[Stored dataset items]
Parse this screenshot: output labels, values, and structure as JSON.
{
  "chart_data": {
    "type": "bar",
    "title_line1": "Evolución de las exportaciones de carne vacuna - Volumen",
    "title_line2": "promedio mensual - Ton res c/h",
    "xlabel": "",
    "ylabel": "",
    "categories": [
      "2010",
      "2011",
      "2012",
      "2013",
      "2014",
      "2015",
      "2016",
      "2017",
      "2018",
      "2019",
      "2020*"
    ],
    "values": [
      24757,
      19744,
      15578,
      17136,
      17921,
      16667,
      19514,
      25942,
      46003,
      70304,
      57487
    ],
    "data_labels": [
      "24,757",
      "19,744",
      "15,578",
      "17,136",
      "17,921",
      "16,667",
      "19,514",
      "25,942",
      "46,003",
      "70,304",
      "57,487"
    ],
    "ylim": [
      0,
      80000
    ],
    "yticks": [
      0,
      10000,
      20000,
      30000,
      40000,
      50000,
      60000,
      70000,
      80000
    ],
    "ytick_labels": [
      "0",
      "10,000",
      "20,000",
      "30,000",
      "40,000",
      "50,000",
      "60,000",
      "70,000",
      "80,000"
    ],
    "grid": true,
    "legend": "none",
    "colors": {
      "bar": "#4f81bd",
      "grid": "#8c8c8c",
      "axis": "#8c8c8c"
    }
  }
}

[Task to carry out]
Here, the records must be output exactly and in full.

[The answer]
Parse this screenshot: output labels, values, and structure as JSON.
{
  "chart_data": {
    "type": "bar",
    "title_line1": "Evolución de las exportaciones de carne vacuna - Volumen",
    "title_line2": "promedio mensual - Ton res c/h",
    "xlabel": "",
    "ylabel": "",
    "categories": [
      "2010",
      "2011",
      "2012",
      "2013",
      "2014",
      "2015",
      "2016",
      "2017",
      "2018",
      "2019",
      "2020*"
    ],
    "values": [
      24757,
      19744,
      15578,
      17136,
      17921,
      16667,
      19514,
      25942,
      46003,
      70304,
      57487
    ],
    "data_labels": [
      "24,757",
      "19,744",
      "15,578",
      "17,136",
      "17,921",
      "16,667",
      "19,514",
      "25,942",
      "46,003",
      "70,304",
      "57,487"
    ],
    "ylim": [
      0,
      80000
    ],
    "yticks": [
      0,
      10000,
      20000,
      30000,
      40000,
      50000,
      60000,
      70000,
      80000
    ],
    "ytick_labels": [
      "0",
      "10,000",
      "20,000",
      "30,000",
      "40,000",
      "50,000",
      "60,000",
      "70,000",
      "80,000"
    ],
    "grid": true,
    "legend": "none",
    "colors": {
      "bar": "#4f81bd",
      "grid": "#8c8c8c",
      "axis": "#8c8c8c"
    }
  }
}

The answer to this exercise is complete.